(Data excerpts)
▬▬▬

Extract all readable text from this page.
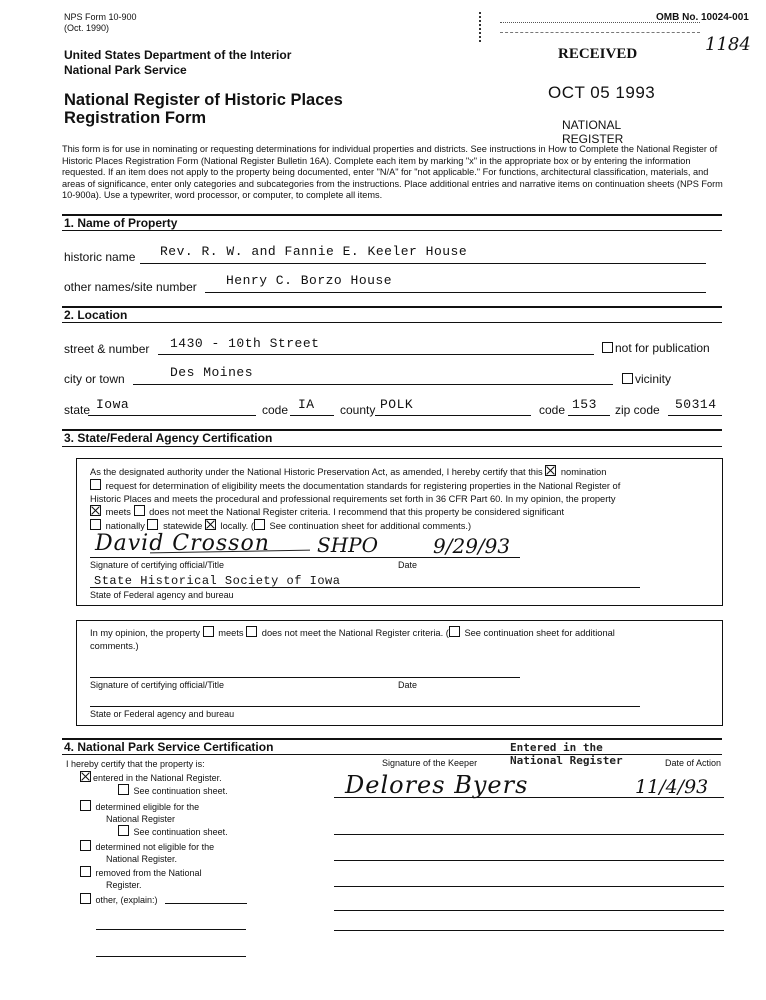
NPS Form 10-900
(Oct. 1990)
OMB No. 10024-001
1184
United States Department of the Interior
National Park Service
National Register of Historic Places
Registration Form
RECEIVED
OCT 05 1993
NATIONAL
REGISTER
This form is for use in nominating or requesting determinations for individual properties and districts. See instructions in How to Complete the National Register of Historic Places Registration Form (National Register Bulletin 16A). Complete each item by marking "x" in the appropriate box or by entering the information requested. If an item does not apply to the property being documented, enter "N/A" for "not applicable." For functions, architectural classification, materials, and areas of significance, enter only categories and subcategories from the instructions. Place additional entries and narrative items on continuation sheets (NPS Form 10-900a). Use a typewriter, word processor, or computer, to complete all items.
1. Name of Property
historic name Rev. R. W. and Fannie E. Keeler House
other names/site number Henry C. Borzo House
2. Location
street & number 1430 - 10th Street	not for publication
city or town	Des Moines	vicinity
state Iowa	code IA county POLK	code 153 zip code 50314
3. State/Federal Agency Certification
As the designated authority under the National Historic Preservation Act, as amended, I hereby certify that this nomination
request for determination of eligibility meets the documentation standards for registering properties in the National Register of
Historic Places and meets the procedural and professional requirements set forth in 36 CFR Part 60. In my opinion, the property
meets does not meet the National Register criteria. I recommend that this property be considered significant
nationally statewide locally. ( See continuation sheet for additional comments.)
David Crosson SHPO	9/29/93
Signature of certifying official/Title	Date
State Historical Society of Iowa
State of Federal agency and bureau
In my opinion, the property meets does not meet the National Register criteria. ( See continuation sheet for additional
comments.)
Signature of certifying official/Title	Date
State or Federal agency and bureau
4. National Park Service Certification
I hereby certify that the property is:	Signature of the Keeper	Date of Action
Entered in the
National Register
Delores Byers	11/4/93
entered in the National Register.
See continuation sheet.
determined eligible for the
National Register
See continuation sheet.
determined not eligible for the
National Register.
removed from the National
Register.
other, (explain:)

▬▬▬

Short task: Pictures in the records above should not be copied. Repeat everything else exactly.

Result of this exercise:
Extract all readable text from this page.
NPS Form 10-900
(Oct. 1990)
OMB No. 10024-001
1184
United States Department of the Interior
National Park Service
National Register of Historic Places
Registration Form
RECEIVED
OCT 05 1993
NATIONAL
REGISTER
This form is for use in nominating or requesting determinations for individual properties and districts. See instructions in How to Complete the National Register of Historic Places Registration Form (National Register Bulletin 16A). Complete each item by marking "x" in the appropriate box or by entering the information requested. If an item does not apply to the property being documented, enter "N/A" for "not applicable." For functions, architectural classification, materials, and areas of significance, enter only categories and subcategories from the instructions. Place additional entries and narrative items on continuation sheets (NPS Form 10-900a). Use a typewriter, word processor, or computer, to complete all items.
1. Name of Property
historic name Rev. R. W. and Fannie E. Keeler House
other names/site number Henry C. Borzo House
2. Location
street & number 1430 - 10th Street	not for publication
city or town	Des Moines	vicinity
state Iowa	code IA county POLK	code 153 zip code 50314
3. State/Federal Agency Certification
As the designated authority under the National Historic Preservation Act, as amended, I hereby certify that this nomination
request for determination of eligibility meets the documentation standards for registering properties in the National Register of
Historic Places and meets the procedural and professional requirements set forth in 36 CFR Part 60. In my opinion, the property
meets does not meet the National Register criteria. I recommend that this property be considered significant
nationally statewide locally. ( See continuation sheet for additional comments.)
David Crosson SHPO	9/29/93
Signature of certifying official/Title	Date
State Historical Society of Iowa
State of Federal agency and bureau
In my opinion, the property meets does not meet the National Register criteria. ( See continuation sheet for additional
comments.)
Signature of certifying official/Title	Date
State or Federal agency and bureau
4. National Park Service Certification
I hereby certify that the property is:	Signature of the Keeper	Date of Action
Entered in the
National Register
Delores Byers	11/4/93
entered in the National Register.
See continuation sheet.
determined eligible for the
National Register
See continuation sheet.
determined not eligible for the
National Register.
removed from the National
Register.
other, (explain:)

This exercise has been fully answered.